▶ Records for the exercise:
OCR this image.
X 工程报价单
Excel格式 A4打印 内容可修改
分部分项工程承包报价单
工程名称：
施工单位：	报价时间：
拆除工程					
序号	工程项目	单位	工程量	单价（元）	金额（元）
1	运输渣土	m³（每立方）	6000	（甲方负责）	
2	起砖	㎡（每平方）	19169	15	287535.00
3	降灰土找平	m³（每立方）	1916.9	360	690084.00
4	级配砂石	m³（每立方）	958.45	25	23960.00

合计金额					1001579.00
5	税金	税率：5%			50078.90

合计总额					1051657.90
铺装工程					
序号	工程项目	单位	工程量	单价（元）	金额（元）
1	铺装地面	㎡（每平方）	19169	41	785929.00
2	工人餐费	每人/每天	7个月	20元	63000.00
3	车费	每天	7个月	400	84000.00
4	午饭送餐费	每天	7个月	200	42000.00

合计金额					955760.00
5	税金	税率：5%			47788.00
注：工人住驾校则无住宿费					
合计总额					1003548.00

...

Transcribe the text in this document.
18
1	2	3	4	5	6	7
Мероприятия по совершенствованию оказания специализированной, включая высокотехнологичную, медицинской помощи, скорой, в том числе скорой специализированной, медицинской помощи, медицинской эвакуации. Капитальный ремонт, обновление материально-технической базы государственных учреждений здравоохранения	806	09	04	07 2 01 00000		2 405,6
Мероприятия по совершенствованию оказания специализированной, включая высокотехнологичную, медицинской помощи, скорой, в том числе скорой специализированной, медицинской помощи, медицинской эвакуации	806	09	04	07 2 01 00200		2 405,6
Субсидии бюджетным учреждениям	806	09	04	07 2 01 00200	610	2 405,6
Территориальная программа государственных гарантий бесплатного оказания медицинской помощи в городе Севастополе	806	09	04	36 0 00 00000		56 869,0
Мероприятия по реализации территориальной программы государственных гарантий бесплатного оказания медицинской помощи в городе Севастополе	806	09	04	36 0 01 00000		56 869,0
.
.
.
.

---

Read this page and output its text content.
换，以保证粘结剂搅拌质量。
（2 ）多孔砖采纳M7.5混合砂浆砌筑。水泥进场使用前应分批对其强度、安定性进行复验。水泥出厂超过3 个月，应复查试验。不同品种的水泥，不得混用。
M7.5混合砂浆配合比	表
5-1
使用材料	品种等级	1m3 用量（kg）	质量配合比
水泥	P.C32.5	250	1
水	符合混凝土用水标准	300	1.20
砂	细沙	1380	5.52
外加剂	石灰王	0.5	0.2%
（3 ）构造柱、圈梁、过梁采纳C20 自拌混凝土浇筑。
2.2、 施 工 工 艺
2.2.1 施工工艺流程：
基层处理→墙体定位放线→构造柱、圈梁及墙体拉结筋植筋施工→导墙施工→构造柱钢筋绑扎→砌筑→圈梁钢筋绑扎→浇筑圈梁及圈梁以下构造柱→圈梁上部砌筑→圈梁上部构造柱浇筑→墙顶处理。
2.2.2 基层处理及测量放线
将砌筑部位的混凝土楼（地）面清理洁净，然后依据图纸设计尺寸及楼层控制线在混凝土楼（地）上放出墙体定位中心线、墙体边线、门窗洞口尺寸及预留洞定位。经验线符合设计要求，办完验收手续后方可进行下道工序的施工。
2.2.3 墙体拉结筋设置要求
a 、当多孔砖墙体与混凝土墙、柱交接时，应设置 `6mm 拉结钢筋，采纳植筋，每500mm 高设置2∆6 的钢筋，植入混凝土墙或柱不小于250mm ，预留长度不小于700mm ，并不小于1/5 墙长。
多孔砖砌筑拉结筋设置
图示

▶ Task to complete: State the number of lines that contain the string "городе", with no other words.

▶ The output: 2